Rewrite the rows from the very first one through the line containing "In FIG. 3A, the magnetic sub-assembly", replacing "refrigerator" with "fridge" and leaving everything else unchanged. Give back only those lines.

(begin)

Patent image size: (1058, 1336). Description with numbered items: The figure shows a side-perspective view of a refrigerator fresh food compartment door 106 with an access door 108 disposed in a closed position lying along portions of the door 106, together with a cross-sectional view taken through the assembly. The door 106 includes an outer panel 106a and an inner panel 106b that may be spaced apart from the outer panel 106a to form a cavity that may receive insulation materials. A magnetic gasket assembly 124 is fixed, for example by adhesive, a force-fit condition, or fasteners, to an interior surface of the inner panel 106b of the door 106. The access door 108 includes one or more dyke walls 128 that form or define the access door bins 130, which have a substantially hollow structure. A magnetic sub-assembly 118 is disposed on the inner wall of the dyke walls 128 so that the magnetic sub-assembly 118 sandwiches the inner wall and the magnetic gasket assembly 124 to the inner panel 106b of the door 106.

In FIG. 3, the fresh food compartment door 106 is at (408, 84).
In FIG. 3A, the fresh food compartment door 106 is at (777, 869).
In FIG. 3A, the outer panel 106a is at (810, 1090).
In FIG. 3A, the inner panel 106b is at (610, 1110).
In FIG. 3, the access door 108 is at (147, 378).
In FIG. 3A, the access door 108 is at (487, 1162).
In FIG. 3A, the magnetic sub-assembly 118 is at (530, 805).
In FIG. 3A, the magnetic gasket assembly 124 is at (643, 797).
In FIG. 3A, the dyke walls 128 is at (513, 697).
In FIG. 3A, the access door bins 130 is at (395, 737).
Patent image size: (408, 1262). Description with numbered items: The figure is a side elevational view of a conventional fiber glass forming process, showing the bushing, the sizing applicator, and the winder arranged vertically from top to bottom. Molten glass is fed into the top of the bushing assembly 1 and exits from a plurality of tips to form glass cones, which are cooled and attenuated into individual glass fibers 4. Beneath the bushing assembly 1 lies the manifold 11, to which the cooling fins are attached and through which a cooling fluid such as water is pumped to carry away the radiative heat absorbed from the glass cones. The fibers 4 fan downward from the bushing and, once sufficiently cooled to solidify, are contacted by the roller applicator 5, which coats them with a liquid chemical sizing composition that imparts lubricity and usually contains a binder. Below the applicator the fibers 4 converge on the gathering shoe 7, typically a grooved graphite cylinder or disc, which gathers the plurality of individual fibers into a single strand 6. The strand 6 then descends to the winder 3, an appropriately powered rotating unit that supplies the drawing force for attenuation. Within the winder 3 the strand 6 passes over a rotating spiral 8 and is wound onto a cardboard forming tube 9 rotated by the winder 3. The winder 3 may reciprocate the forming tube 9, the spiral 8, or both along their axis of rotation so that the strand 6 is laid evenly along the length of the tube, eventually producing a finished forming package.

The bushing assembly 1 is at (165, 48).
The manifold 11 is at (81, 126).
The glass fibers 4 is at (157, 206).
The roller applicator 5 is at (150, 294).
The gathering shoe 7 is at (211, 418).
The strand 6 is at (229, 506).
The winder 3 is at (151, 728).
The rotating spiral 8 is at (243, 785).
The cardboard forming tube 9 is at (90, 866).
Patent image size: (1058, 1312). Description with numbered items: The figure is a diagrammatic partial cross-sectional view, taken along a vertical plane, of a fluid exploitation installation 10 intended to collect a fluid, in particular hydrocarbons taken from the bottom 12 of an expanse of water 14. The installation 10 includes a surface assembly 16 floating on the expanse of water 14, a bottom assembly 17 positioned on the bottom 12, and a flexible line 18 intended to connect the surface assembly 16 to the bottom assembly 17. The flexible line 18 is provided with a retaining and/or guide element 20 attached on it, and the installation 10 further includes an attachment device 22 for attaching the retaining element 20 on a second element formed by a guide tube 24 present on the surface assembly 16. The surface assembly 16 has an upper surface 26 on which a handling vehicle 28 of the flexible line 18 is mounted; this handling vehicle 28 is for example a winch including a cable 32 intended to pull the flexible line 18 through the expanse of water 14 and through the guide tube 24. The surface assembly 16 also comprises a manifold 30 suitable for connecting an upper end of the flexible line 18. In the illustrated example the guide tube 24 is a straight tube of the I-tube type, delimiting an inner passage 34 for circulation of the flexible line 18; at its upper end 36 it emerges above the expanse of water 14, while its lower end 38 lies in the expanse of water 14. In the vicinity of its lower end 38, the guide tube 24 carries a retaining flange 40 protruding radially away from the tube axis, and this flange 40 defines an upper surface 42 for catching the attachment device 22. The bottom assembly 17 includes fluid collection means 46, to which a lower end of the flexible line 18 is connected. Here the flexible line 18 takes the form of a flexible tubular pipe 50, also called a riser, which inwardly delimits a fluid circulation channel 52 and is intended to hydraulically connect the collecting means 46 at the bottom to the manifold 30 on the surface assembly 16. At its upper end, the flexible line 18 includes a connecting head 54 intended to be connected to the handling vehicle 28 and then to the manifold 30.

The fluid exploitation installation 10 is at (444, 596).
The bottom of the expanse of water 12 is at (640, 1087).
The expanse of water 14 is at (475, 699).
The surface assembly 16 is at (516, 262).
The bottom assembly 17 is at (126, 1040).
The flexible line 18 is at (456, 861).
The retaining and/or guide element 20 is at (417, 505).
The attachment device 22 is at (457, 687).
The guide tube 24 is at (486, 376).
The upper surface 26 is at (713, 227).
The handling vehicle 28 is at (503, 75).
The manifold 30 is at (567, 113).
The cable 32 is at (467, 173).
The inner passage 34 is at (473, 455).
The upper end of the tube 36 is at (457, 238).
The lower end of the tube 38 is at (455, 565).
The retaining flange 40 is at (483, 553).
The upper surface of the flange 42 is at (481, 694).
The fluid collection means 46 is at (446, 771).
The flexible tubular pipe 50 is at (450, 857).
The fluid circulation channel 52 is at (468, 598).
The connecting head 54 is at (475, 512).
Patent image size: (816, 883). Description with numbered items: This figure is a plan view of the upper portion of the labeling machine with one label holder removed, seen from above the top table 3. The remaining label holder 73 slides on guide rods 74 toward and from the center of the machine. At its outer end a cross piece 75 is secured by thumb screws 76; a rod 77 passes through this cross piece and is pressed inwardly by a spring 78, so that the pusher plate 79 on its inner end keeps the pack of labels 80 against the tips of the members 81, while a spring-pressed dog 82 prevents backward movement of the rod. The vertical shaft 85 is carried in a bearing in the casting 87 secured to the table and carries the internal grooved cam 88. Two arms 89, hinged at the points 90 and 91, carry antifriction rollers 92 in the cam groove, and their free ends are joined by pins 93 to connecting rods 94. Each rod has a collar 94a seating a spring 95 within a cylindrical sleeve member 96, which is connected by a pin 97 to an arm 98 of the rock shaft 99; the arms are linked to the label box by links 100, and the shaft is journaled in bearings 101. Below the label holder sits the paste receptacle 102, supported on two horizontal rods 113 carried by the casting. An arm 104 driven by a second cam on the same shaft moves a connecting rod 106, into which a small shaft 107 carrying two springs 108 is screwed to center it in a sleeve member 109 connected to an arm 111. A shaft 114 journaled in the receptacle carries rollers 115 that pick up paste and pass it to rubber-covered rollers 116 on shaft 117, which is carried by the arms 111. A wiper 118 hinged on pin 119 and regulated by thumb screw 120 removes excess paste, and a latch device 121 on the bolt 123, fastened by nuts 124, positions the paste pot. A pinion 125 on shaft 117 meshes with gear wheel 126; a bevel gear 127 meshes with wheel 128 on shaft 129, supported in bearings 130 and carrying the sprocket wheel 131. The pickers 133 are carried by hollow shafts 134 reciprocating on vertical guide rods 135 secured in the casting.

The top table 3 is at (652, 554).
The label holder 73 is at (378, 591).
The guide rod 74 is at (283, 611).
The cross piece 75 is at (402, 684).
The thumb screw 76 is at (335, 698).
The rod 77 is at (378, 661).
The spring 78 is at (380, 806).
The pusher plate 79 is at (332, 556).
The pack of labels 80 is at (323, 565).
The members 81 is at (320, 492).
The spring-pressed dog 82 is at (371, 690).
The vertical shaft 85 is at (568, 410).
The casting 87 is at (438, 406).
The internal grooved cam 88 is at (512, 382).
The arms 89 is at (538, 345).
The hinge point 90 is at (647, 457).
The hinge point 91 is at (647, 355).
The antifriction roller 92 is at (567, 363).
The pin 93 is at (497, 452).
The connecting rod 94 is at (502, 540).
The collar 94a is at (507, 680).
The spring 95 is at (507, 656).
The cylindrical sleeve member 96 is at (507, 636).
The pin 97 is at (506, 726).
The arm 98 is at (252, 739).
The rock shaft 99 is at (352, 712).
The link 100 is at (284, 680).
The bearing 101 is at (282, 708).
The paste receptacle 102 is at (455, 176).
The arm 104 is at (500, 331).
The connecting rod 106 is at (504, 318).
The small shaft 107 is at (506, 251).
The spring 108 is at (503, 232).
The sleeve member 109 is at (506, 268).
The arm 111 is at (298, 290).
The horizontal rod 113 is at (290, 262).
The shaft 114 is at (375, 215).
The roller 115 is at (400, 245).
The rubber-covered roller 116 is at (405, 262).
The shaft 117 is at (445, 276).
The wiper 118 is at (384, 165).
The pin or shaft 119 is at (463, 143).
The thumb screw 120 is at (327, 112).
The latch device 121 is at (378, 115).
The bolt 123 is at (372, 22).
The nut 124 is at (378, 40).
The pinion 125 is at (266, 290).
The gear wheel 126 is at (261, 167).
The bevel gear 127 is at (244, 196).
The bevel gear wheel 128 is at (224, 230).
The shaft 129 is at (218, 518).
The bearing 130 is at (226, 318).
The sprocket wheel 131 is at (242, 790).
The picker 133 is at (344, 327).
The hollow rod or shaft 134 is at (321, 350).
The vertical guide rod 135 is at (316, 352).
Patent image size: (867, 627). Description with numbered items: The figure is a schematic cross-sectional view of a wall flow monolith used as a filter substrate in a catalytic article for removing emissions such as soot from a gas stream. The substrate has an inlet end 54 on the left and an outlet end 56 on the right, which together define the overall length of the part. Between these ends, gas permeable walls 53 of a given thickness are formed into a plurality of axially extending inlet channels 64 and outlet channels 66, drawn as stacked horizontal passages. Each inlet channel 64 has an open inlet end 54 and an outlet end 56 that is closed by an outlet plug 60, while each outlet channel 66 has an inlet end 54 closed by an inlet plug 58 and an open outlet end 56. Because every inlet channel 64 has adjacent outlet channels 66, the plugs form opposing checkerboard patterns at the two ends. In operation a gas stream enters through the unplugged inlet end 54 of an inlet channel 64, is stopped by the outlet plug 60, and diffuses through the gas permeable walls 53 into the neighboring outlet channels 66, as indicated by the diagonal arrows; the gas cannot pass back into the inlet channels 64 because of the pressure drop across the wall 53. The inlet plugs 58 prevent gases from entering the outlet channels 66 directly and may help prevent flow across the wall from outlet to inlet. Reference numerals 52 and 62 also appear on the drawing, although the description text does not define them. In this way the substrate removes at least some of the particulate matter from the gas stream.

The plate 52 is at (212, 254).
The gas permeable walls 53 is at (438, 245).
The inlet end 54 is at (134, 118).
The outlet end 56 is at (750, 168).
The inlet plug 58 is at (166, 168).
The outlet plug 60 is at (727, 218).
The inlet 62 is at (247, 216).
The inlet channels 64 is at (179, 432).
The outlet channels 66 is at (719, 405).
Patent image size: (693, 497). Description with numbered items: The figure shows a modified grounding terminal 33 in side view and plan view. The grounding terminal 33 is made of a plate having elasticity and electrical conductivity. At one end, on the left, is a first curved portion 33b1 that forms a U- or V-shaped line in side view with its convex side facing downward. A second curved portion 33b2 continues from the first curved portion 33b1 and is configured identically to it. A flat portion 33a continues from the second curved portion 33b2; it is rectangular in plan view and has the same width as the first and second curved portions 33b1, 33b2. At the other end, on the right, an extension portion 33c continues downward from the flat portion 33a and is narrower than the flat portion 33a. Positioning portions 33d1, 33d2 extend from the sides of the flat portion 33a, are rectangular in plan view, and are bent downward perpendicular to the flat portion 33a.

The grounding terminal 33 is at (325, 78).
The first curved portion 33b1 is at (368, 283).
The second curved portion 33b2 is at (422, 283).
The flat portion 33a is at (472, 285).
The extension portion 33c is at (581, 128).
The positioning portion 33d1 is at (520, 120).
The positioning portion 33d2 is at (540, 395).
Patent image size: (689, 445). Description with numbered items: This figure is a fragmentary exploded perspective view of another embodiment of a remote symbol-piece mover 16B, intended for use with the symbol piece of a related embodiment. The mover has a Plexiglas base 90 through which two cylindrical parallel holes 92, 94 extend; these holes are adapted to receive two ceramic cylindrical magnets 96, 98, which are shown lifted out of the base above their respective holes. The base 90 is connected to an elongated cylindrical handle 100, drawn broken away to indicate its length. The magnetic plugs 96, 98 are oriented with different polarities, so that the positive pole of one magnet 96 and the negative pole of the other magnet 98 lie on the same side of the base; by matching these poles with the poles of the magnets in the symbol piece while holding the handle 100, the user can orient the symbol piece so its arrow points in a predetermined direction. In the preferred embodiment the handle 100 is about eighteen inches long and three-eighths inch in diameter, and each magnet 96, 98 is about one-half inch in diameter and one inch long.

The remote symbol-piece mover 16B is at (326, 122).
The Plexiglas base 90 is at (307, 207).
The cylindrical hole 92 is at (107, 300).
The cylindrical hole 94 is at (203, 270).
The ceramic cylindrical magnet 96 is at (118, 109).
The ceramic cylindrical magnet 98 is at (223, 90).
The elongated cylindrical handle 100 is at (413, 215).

(end)

• Problem solution
Patent image size: (1058, 1336). Description with numbered items: The figure shows a side-perspective view of a fridge fresh food compartment door 106 with an access door 108 disposed in a closed position lying along portions of the door 106, together with a cross-sectional view taken through the assembly. The door 106 includes an outer panel 106a and an inner panel 106b that may be spaced apart from the outer panel 106a to form a cavity that may receive insulation materials. A magnetic gasket assembly 124 is fixed, for example by adhesive, a force-fit condition, or fasteners, to an interior surface of the inner panel 106b of the door 106. The access door 108 includes one or more dyke walls 128 that form or define the access door bins 130, which have a substantially hollow structure. A magnetic sub-assembly 118 is disposed on the inner wall of the dyke walls 128 so that the magnetic sub-assembly 118 sandwiches the inner wall and the magnetic gasket assembly 124 to the inner panel 106b of the door 106.

In FIG. 3, the fresh food compartment door 106 is at (408, 84).
In FIG. 3A, the fresh food compartment door 106 is at (777, 869).
In FIG. 3A, the outer panel 106a is at (810, 1090).
In FIG. 3A, the inner panel 106b is at (610, 1110).
In FIG. 3, the access door 108 is at (147, 378).
In FIG. 3A, the access door 108 is at (487, 1162).
In FIG. 3A, the magnetic sub-assembly 118 is at (530, 805).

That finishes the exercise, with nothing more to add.